What the task asks.
Below are some records. How many of their lines contain the string "letter"? Give the number only.

Rows.
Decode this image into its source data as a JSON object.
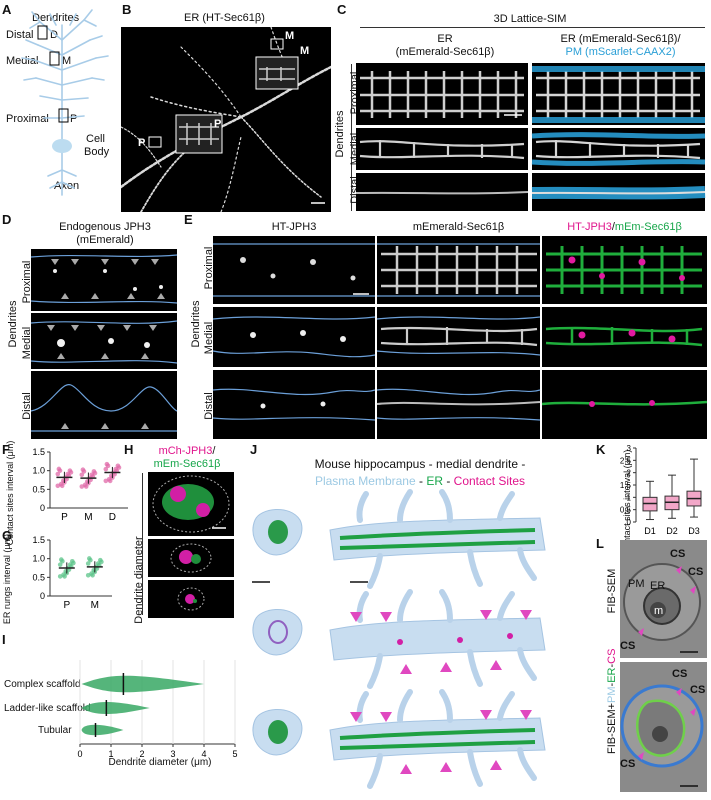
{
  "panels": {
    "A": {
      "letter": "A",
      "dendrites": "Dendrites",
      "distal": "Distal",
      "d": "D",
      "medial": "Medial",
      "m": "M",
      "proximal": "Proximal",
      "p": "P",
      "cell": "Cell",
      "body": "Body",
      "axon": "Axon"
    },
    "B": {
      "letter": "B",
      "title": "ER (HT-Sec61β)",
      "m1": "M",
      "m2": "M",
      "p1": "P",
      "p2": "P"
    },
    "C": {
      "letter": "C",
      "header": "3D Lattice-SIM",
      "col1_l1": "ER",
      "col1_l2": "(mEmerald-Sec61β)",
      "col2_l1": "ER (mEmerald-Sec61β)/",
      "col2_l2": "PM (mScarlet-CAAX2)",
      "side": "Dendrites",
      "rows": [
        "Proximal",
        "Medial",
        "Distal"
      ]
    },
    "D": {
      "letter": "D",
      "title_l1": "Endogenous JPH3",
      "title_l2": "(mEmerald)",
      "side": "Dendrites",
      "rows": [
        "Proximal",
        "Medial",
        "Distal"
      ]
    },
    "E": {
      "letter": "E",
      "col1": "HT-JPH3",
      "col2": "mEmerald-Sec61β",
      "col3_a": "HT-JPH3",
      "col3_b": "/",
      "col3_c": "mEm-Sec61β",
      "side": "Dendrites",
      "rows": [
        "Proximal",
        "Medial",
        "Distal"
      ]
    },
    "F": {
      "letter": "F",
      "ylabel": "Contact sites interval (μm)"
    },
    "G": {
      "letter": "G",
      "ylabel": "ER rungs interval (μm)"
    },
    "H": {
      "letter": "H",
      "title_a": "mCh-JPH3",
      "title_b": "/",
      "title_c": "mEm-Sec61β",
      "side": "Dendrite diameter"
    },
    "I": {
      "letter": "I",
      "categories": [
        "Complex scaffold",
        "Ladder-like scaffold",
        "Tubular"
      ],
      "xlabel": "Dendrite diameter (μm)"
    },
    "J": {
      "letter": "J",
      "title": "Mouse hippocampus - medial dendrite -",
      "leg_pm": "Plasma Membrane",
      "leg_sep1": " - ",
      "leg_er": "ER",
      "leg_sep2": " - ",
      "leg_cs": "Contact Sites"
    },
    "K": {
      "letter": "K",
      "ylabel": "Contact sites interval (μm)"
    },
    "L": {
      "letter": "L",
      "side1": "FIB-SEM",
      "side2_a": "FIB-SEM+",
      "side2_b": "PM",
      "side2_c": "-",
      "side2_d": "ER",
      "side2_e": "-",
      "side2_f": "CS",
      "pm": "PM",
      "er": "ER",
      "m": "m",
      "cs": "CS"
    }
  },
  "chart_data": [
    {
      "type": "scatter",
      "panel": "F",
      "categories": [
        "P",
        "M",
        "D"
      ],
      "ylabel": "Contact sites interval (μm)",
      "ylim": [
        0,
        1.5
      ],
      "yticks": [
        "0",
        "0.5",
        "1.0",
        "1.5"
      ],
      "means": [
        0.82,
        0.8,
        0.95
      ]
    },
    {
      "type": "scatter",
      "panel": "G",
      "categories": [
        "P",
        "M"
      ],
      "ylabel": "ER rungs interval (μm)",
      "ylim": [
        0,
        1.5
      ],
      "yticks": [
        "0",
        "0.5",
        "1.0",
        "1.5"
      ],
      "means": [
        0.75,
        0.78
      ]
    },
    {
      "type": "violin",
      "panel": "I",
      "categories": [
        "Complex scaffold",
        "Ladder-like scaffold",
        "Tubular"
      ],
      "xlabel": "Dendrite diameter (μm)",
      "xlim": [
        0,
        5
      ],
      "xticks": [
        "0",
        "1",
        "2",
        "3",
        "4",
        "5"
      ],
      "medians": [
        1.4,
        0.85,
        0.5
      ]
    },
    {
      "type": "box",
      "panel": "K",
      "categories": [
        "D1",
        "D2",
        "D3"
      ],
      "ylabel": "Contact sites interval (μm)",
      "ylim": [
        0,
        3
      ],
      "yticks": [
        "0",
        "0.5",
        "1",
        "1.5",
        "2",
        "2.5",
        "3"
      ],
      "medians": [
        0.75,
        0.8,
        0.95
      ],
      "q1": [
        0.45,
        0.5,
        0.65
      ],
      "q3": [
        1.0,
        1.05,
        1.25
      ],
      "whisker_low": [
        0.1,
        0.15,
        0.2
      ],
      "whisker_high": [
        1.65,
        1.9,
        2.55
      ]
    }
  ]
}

Full answer.
12